== Task objective ==
Take from the listing each line that has the string "value".

--- Begin Records to process ---

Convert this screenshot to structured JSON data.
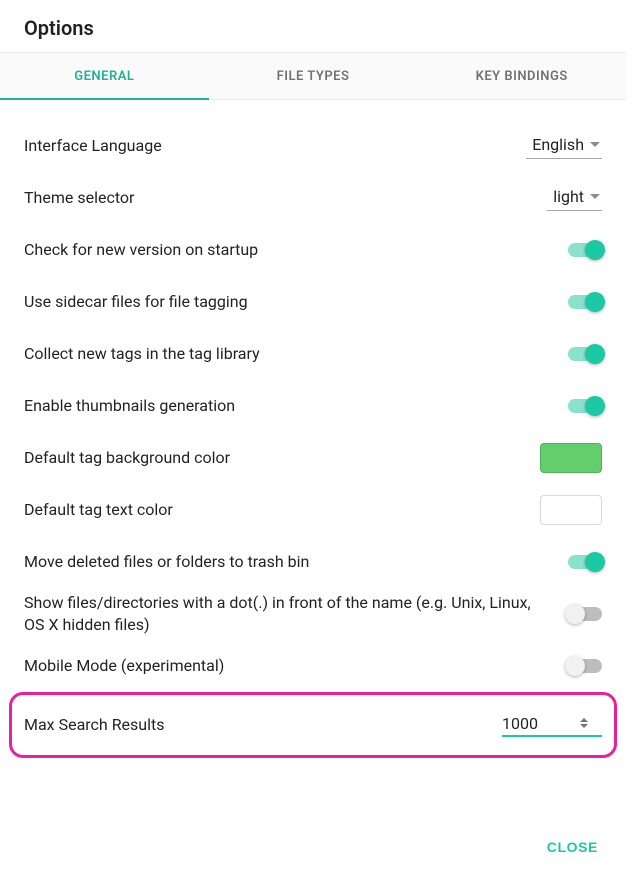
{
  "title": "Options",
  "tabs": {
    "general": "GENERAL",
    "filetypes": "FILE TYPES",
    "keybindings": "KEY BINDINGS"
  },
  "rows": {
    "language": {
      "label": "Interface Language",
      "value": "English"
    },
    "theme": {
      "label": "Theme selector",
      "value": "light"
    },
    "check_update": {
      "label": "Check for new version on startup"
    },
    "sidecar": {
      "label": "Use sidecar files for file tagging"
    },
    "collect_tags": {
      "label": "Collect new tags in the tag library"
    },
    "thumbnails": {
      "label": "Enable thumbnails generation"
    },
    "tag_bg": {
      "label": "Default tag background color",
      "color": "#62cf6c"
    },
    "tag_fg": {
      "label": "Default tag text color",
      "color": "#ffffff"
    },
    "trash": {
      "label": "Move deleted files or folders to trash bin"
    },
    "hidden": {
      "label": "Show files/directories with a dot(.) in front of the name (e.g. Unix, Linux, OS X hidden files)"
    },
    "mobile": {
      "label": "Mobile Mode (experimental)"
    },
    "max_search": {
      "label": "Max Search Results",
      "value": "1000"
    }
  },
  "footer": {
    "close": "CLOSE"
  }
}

--- End Records to process ---

== Result of the task ==
      "value": "English"
      "value": "light"
      "value": "1000"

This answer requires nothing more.